▶ **Request**
Each line that follows is to be retyped exactly.

▶ **Data provided**
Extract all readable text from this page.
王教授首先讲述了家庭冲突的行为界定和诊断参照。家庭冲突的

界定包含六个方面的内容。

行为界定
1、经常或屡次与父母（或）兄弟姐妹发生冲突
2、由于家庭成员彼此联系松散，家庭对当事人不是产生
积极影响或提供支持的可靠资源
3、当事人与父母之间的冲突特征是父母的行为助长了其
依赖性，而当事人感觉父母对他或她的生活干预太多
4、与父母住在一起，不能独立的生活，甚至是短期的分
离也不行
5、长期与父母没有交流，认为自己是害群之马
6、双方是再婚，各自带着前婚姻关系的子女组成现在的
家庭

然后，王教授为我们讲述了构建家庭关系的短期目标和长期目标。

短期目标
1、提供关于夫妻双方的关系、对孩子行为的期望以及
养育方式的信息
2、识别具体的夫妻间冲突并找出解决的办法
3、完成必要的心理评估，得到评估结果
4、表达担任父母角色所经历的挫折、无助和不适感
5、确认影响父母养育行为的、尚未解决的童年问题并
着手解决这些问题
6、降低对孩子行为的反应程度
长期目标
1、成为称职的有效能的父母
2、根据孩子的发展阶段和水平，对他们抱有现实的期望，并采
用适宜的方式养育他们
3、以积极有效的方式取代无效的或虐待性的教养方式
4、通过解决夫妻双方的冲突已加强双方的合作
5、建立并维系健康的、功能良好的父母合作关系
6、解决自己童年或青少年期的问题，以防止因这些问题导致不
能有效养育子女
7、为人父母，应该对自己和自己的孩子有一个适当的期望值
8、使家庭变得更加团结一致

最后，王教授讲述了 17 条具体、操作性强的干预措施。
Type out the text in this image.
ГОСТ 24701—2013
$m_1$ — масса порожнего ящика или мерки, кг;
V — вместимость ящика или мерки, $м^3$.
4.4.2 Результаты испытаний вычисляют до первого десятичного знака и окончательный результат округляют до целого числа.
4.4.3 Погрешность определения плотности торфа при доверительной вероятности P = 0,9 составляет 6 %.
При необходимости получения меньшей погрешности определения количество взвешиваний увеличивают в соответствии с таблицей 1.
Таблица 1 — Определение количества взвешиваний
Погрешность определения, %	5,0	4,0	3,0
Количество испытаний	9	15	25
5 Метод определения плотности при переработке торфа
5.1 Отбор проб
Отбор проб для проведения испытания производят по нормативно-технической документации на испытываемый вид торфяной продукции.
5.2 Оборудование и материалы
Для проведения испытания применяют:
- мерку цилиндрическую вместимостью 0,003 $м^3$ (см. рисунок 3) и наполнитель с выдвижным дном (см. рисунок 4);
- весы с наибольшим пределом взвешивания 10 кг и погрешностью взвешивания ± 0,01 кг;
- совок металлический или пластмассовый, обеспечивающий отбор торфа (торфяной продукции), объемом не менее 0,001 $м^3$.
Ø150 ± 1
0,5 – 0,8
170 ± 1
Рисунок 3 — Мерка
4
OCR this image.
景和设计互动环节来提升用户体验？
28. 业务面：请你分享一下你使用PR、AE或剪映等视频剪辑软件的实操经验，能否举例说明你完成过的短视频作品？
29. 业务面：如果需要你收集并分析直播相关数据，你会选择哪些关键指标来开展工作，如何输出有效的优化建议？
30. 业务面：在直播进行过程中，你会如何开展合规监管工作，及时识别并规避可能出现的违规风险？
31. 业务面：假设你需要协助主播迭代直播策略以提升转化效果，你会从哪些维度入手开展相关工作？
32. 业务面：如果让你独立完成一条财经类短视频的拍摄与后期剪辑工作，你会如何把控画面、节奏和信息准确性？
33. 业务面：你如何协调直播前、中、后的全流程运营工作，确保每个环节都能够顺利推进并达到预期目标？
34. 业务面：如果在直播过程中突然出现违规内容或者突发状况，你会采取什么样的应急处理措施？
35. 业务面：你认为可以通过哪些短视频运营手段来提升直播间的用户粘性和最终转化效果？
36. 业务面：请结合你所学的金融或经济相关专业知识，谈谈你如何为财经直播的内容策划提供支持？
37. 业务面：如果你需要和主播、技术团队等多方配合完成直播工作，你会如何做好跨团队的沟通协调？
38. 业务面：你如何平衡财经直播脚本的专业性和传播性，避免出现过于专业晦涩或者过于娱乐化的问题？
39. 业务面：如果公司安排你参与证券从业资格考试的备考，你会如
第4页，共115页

▶ **Answer**
Extract all readable text from this page.
王教授首先讲述了家庭冲突的行为界定和诊断参照。家庭冲突的

界定包含六个方面的内容。

行为界定
1、经常或屡次与父母（或）兄弟姐妹发生冲突
2、由于家庭成员彼此联系松散，家庭对当事人不是产生
积极影响或提供支持的可靠资源
3、当事人与父母之间的冲突特征是父母的行为助长了其
依赖性，而当事人感觉父母对他或她的生活干预太多
4、与父母住在一起，不能独立的生活，甚至是短期的分
离也不行
5、长期与父母没有交流，认为自己是害群之马
6、双方是再婚，各自带着前婚姻关系的子女组成现在的
家庭

然后，王教授为我们讲述了构建家庭关系的短期目标和长期目标。

短期目标
1、提供关于夫妻双方的关系、对孩子行为的期望以及
养育方式的信息
2、识别具体的夫妻间冲突并找出解决的办法
3、完成必要的心理评估，得到评估结果
4、表达担任父母角色所经历的挫折、无助和不适感
5、确认影响父母养育行为的、尚未解决的童年问题并
着手解决这些问题
6、降低对孩子行为的反应程度
长期目标
1、成为称职的有效能的父母
2、根据孩子的发展阶段和水平，对他们抱有现实的期望，并采
用适宜的方式养育他们
3、以积极有效的方式取代无效的或虐待性的教养方式
4、通过解决夫妻双方的冲突已加强双方的合作
5、建立并维系健康的、功能良好的父母合作关系
6、解决自己童年或青少年期的问题，以防止因这些问题导致不
能有效养育子女
7、为人父母，应该对自己和自己的孩子有一个适当的期望值
8、使家庭变得更加团结一致

最后，王教授讲述了 17 条具体、操作性强的干预措施。
Type out the text in this image.
ГОСТ 24701—2013
$m_1$ — масса порожнего ящика или мерки, кг;
V — вместимость ящика или мерки, $м^3$.
4.4.2 Результаты испытаний вычисляют до первого десятичного знака и окончательный результат округляют до целого числа.
4.4.3 Погрешность определения плотности торфа при доверительной вероятности P = 0,9 составляет 6 %.
При необходимости получения меньшей погрешности определения количество взвешиваний увеличивают в соответствии с таблицей 1.
Таблица 1 — Определение количества взвешиваний
Погрешность определения, %	5,0	4,0	3,0
Количество испытаний	9	15	25
5 Метод определения плотности при переработке торфа
5.1 Отбор проб
Отбор проб для проведения испытания производят по нормативно-технической документации на испытываемый вид торфяной продукции.
5.2 Оборудование и материалы
Для проведения испытания применяют:
- мерку цилиндрическую вместимостью 0,003 $м^3$ (см. рисунок 3) и наполнитель с выдвижным дном (см. рисунок 4);
- весы с наибольшим пределом взвешивания 10 кг и погрешностью взвешивания ± 0,01 кг;
- совок металлический или пластмассовый, обеспечивающий отбор торфа (торфяной продукции), объемом не менее 0,001 $м^3$.
Ø150 ± 1
0,5 – 0,8
170 ± 1
Рисунок 3 — Мерка
4
OCR this image.
景和设计互动环节来提升用户体验？
28. 业务面：请你分享一下你使用PR、AE或剪映等视频剪辑软件的实操经验，能否举例说明你完成过的短视频作品？
29. 业务面：如果需要你收集并分析直播相关数据，你会选择哪些关键指标来开展工作，如何输出有效的优化建议？
30. 业务面：在直播进行过程中，你会如何开展合规监管工作，及时识别并规避可能出现的违规风险？
31. 业务面：假设你需要协助主播迭代直播策略以提升转化效果，你会从哪些维度入手开展相关工作？
32. 业务面：如果让你独立完成一条财经类短视频的拍摄与后期剪辑工作，你会如何把控画面、节奏和信息准确性？
33. 业务面：你如何协调直播前、中、后的全流程运营工作，确保每个环节都能够顺利推进并达到预期目标？
34. 业务面：如果在直播过程中突然出现违规内容或者突发状况，你会采取什么样的应急处理措施？
35. 业务面：你认为可以通过哪些短视频运营手段来提升直播间的用户粘性和最终转化效果？
36. 业务面：请结合你所学的金融或经济相关专业知识，谈谈你如何为财经直播的内容策划提供支持？
37. 业务面：如果你需要和主播、技术团队等多方配合完成直播工作，你会如何做好跨团队的沟通协调？
38. 业务面：你如何平衡财经直播脚本的专业性和传播性，避免出现过于专业晦涩或者过于娱乐化的问题？
39. 业务面：如果公司安排你参与证券从业资格考试的备考，你会如
第4页，共115页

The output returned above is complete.